Request:
Extract, exactly as written, the line that contains "Read all visible content and emit it as JSON." and all lines after it through the end of the records. Omit pictures.

Material to process:
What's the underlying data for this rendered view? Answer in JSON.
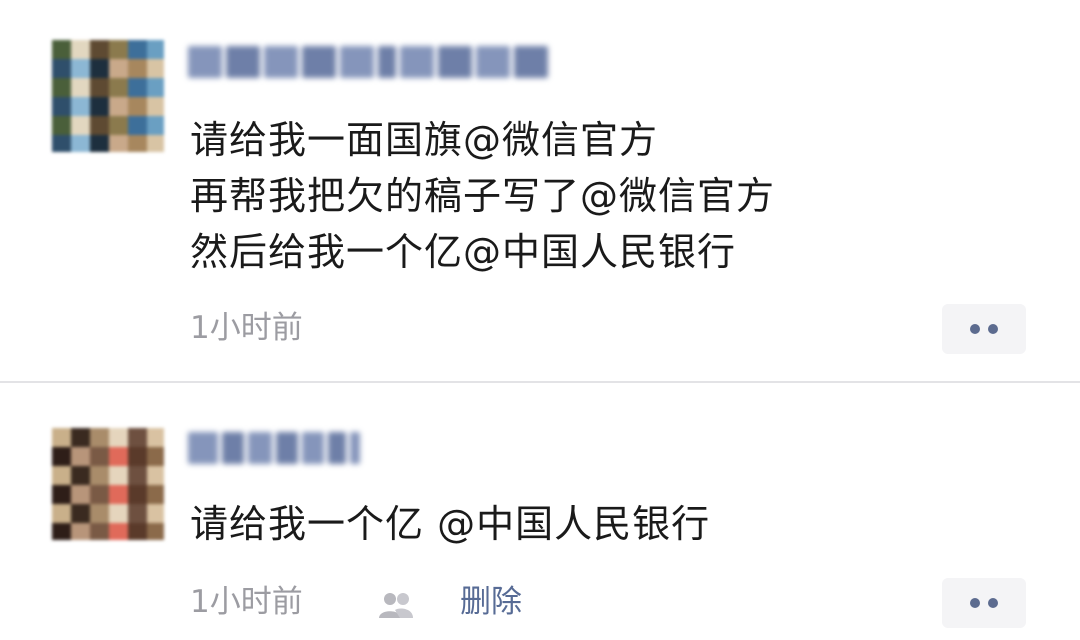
{
  "posts": [
    {
      "username": "",
      "content_lines": [
        "请给我一面国旗@微信官方",
        "再帮我把欠的稿子写了@微信官方",
        "然后给我一个亿@中国人民银行"
      ],
      "time": "1小时前",
      "more_icon": "ellipsis-icon"
    },
    {
      "username": "",
      "content_lines": [
        "请给我一个亿 @中国人民银行"
      ],
      "time": "1小时前",
      "visibility_icon": "friends-icon",
      "delete_label": "删除",
      "more_icon": "ellipsis-icon"
    }
  ],
  "colors": {
    "background": "#ffffff",
    "text": "#1a1a1a",
    "meta_text": "#9c9ca2",
    "link": "#576b95",
    "divider": "#e3e3e6",
    "more_button_bg": "#f4f4f6",
    "more_dots": "#5c6b8f"
  }
}
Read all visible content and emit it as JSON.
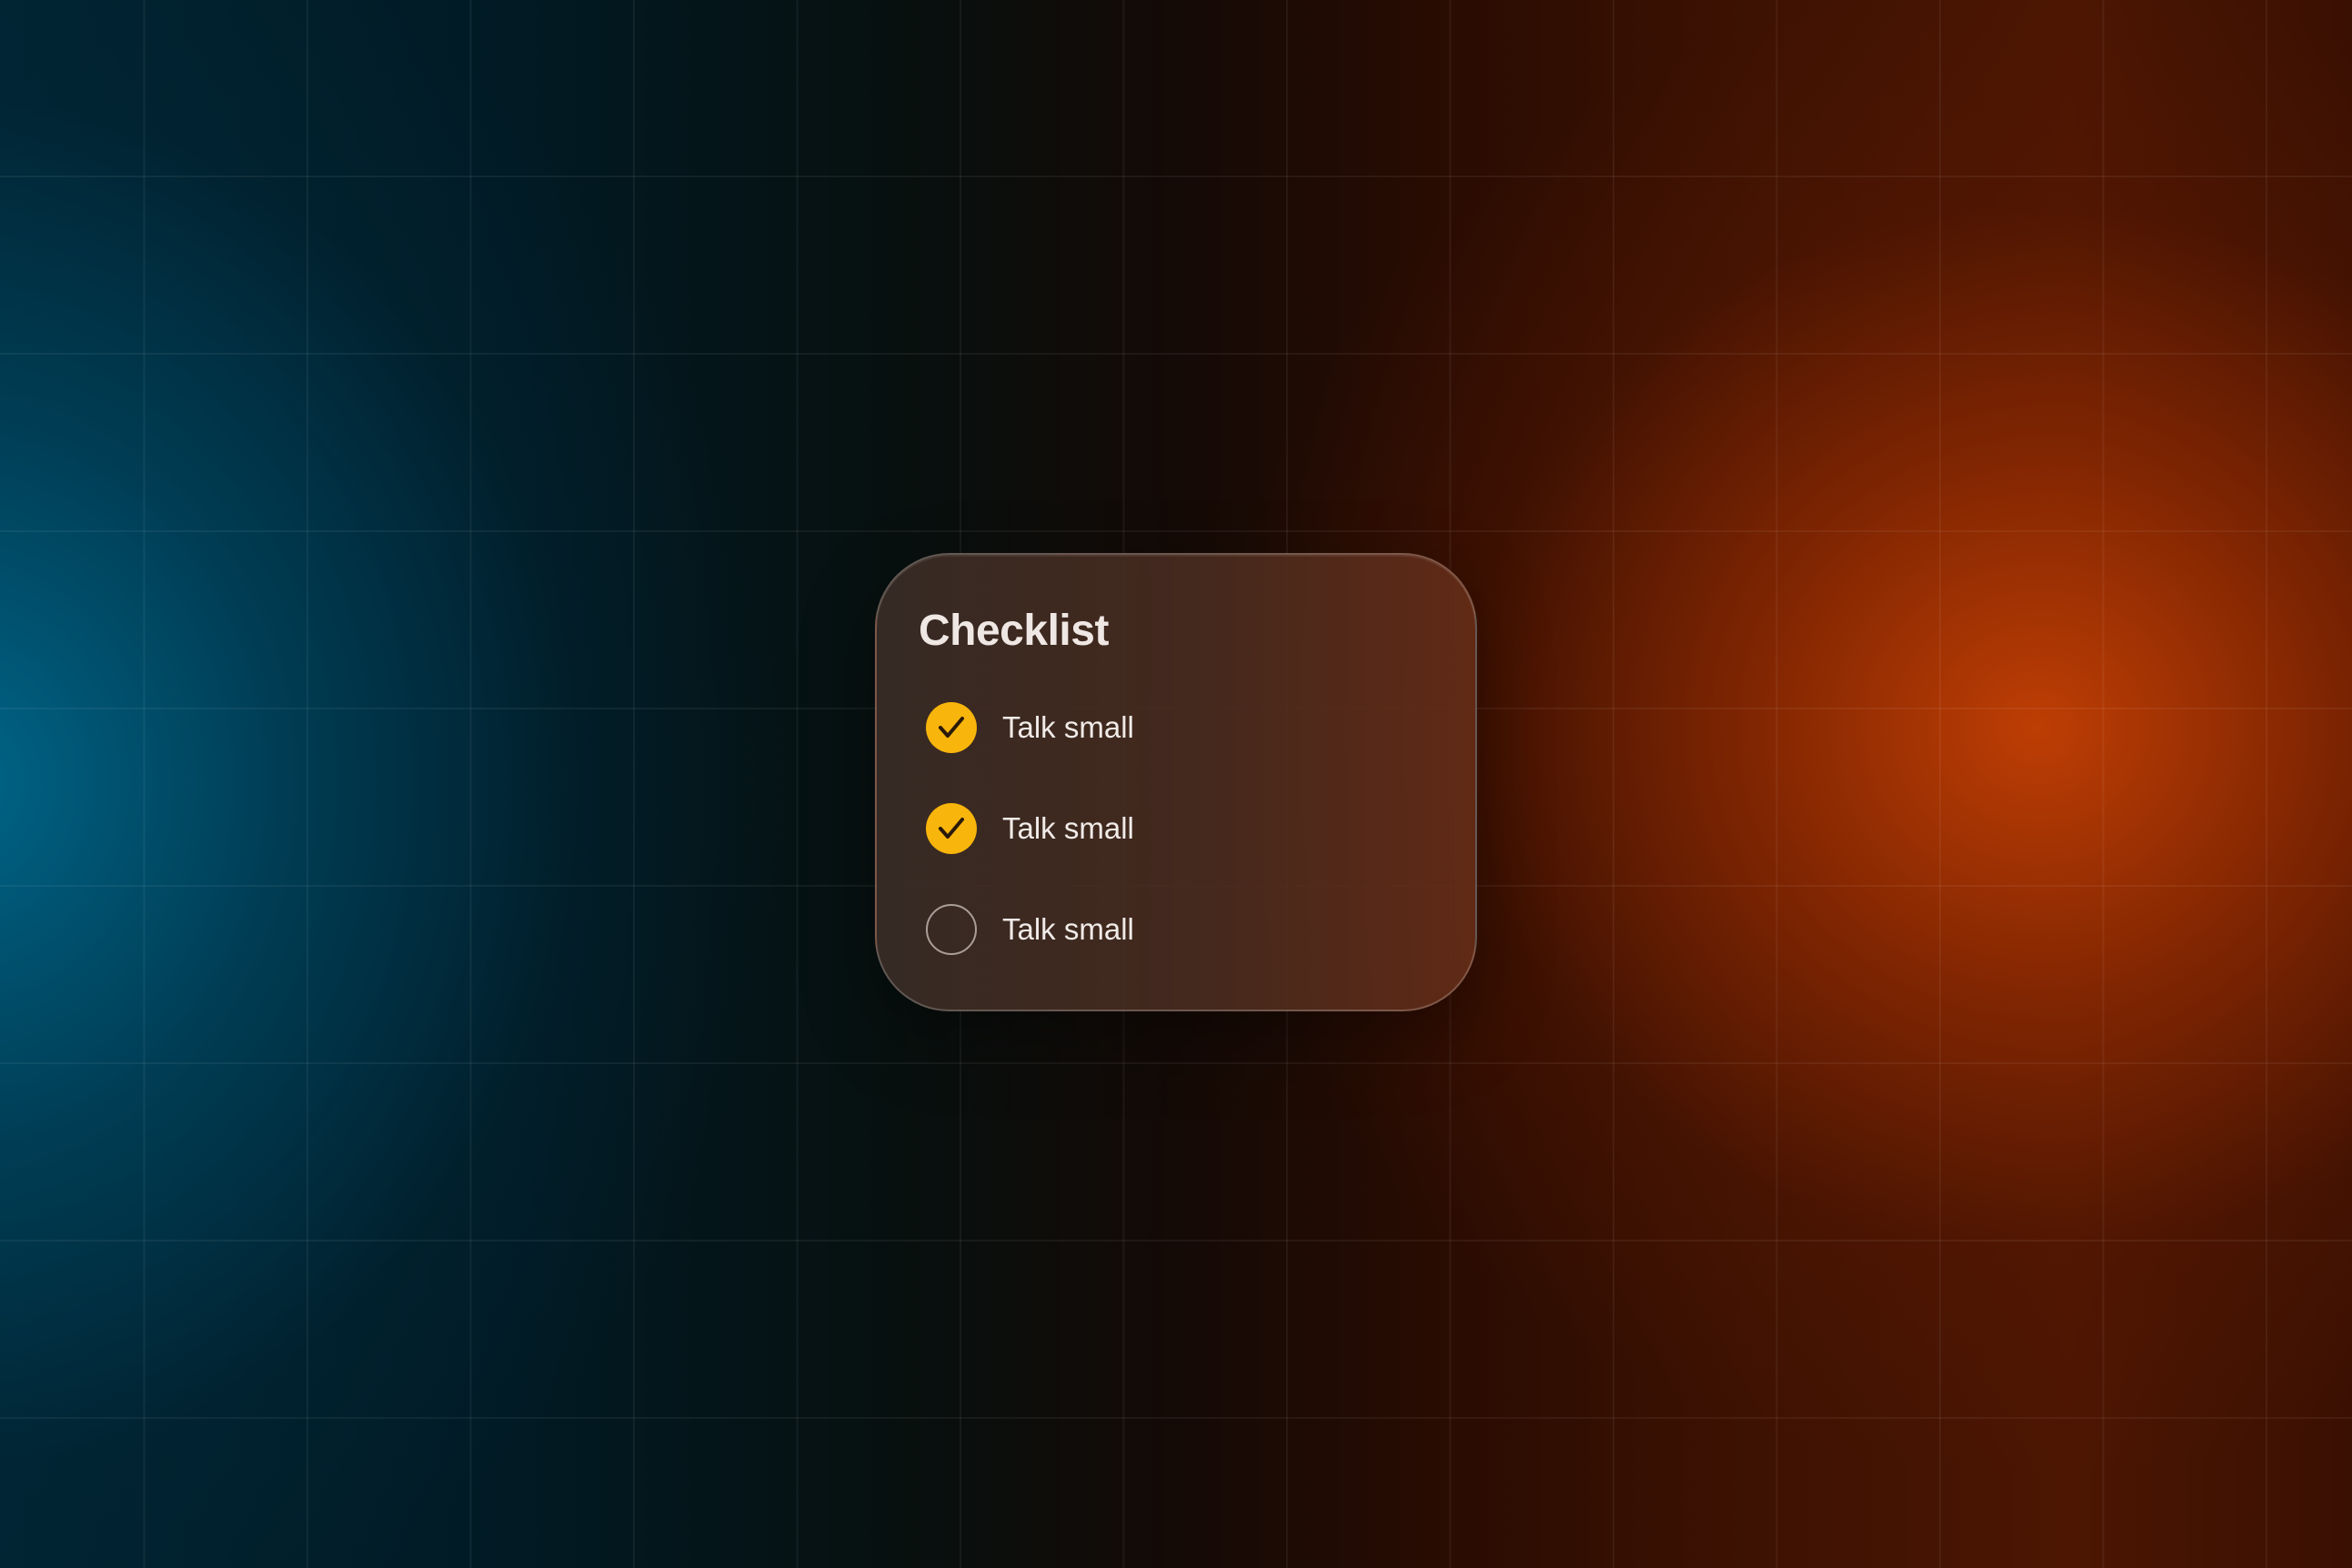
{
  "background": {
    "left_glow_color": "#00688c",
    "right_glow_color": "#c44004",
    "grid_visible": true
  },
  "checklist": {
    "title": "Checklist",
    "check_color": "#f8b50b",
    "items": [
      {
        "label": "Talk small",
        "checked": true
      },
      {
        "label": "Talk small",
        "checked": true
      },
      {
        "label": "Talk small",
        "checked": false
      }
    ]
  }
}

Solution for this exercise:
Read all visible content and emit it as JSON.
{
  "background": {
    "left_glow_color": "#00688c",
    "right_glow_color": "#c44004",
    "grid_visible": true
  },
  "checklist": {
    "title": "Checklist",
    "check_color": "#f8b50b",
    "items": [
      {
        "label": "Talk small",
        "checked": true
      },
      {
        "label": "Talk small",
        "checked": true
      },
      {
        "label": "Talk small",
        "checked": false
      }
    ]
  }
}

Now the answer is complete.